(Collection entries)
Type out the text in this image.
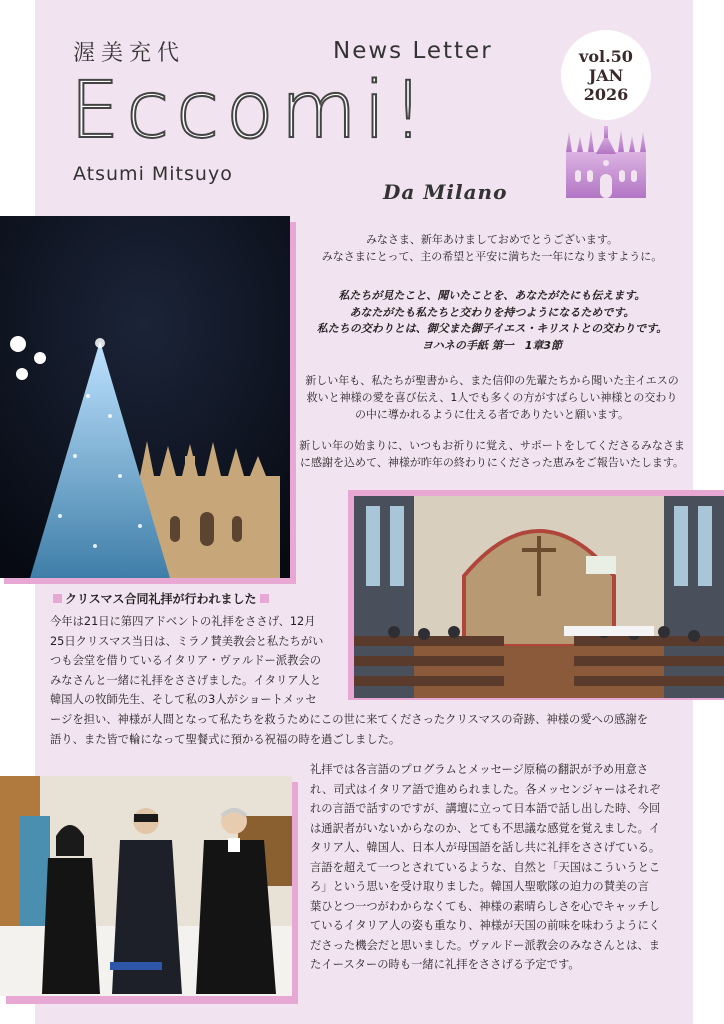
渥美充代	News Letter
Eccomi!
Atsumi Mitsuyo
Da Milano
vol.50
JAN
2026

みなさま、新年あけましておめでとうございます。

みなさまにとって、主の希望と平安に満ちた一年になりますように。

私たちが見たこと、聞いたことを、あなたがたにも伝えます。
あなたがたも私たちと交わりを持つようになるためです。
私たちの交わりとは、御父また御子イエス・キリストとの交わりです。
ヨハネの手紙 第一　1章3節
新しい年も、私たちが聖書から、また信仰の先輩たちから聞いた主イエスの
救いと神様の愛を喜び伝え、1人でも多くの方がすばらしい神様との交わり
の中に導かれるように仕える者でありたいと願います。
新しい年の始まりに、いつもお祈りに覚え、サポートをしてくださるみなさま
に感謝を込めて、神様が昨年の終わりにくださった恵みをご報告いたします。
クリスマス合同礼拝が行われました
今年は21日に第四アドベントの礼拝をささげ、12月
25日クリスマス当日は、ミラノ賛美教会と私たちがい
つも会堂を借りているイタリア・ヴァルドー派教会の
みなさんと一緒に礼拝をささげました。イタリア人と
韓国人の牧師先生、そして私の3人がショートメッセ
ージを担い、神様が人間となって私たちを救うためにこの世に来てくださったクリスマスの奇跡、神様の愛への感謝を
語り、また皆で輪になって聖餐式に預かる祝福の時を過ごしました。
礼拝では各言語のプログラムとメッセージ原稿の翻訳が予め用意さ
れ、司式はイタリア語で進められました。各メッセンジャーはそれぞ
れの言語で話すのですが、講壇に立って日本語で話し出した時、今回
は通訳者がいないからなのか、とても不思議な感覚を覚えました。イ
タリア人、韓国人、日本人が母国語を話し共に礼拝をささげている。
言語を超えて一つとされているような、自然と「天国はこういうとこ
ろ」という思いを受け取りました。韓国人聖歌隊の迫力の賛美の言
葉ひとつ一つがわからなくても、神様の素晴らしさを心でキャッチし
ているイタリア人の姿も重なり、神様が天国の前味を味わうようにく
ださった機会だと思いました。ヴァルドー派教会のみなさんとは、ま
たイースターの時も一緒に礼拝をささげる予定です。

TASK INSTRUCTIONS:
Each line of the data is to be duplicated exactly; pictures stay out of the copy.

TASK RESULT:
Type out the text in this image.
渥美充代	News Letter
Eccomi!
Atsumi Mitsuyo
Da Milano
vol.50
JAN
2026

みなさま、新年あけましておめでとうございます。

みなさまにとって、主の希望と平安に満ちた一年になりますように。

私たちが見たこと、聞いたことを、あなたがたにも伝えます。
あなたがたも私たちと交わりを持つようになるためです。
私たちの交わりとは、御父また御子イエス・キリストとの交わりです。
ヨハネの手紙 第一　1章3節
新しい年も、私たちが聖書から、また信仰の先輩たちから聞いた主イエスの
救いと神様の愛を喜び伝え、1人でも多くの方がすばらしい神様との交わり
の中に導かれるように仕える者でありたいと願います。
新しい年の始まりに、いつもお祈りに覚え、サポートをしてくださるみなさま
に感謝を込めて、神様が昨年の終わりにくださった恵みをご報告いたします。
クリスマス合同礼拝が行われました
今年は21日に第四アドベントの礼拝をささげ、12月
25日クリスマス当日は、ミラノ賛美教会と私たちがい
つも会堂を借りているイタリア・ヴァルドー派教会の
みなさんと一緒に礼拝をささげました。イタリア人と
韓国人の牧師先生、そして私の3人がショートメッセ
ージを担い、神様が人間となって私たちを救うためにこの世に来てくださったクリスマスの奇跡、神様の愛への感謝を
語り、また皆で輪になって聖餐式に預かる祝福の時を過ごしました。
礼拝では各言語のプログラムとメッセージ原稿の翻訳が予め用意さ
れ、司式はイタリア語で進められました。各メッセンジャーはそれぞ
れの言語で話すのですが、講壇に立って日本語で話し出した時、今回
は通訳者がいないからなのか、とても不思議な感覚を覚えました。イ
タリア人、韓国人、日本人が母国語を話し共に礼拝をささげている。
言語を超えて一つとされているような、自然と「天国はこういうとこ
ろ」という思いを受け取りました。韓国人聖歌隊の迫力の賛美の言
葉ひとつ一つがわからなくても、神様の素晴らしさを心でキャッチし
ているイタリア人の姿も重なり、神様が天国の前味を味わうようにく
ださった機会だと思いました。ヴァルドー派教会のみなさんとは、ま
たイースターの時も一緒に礼拝をささげる予定です。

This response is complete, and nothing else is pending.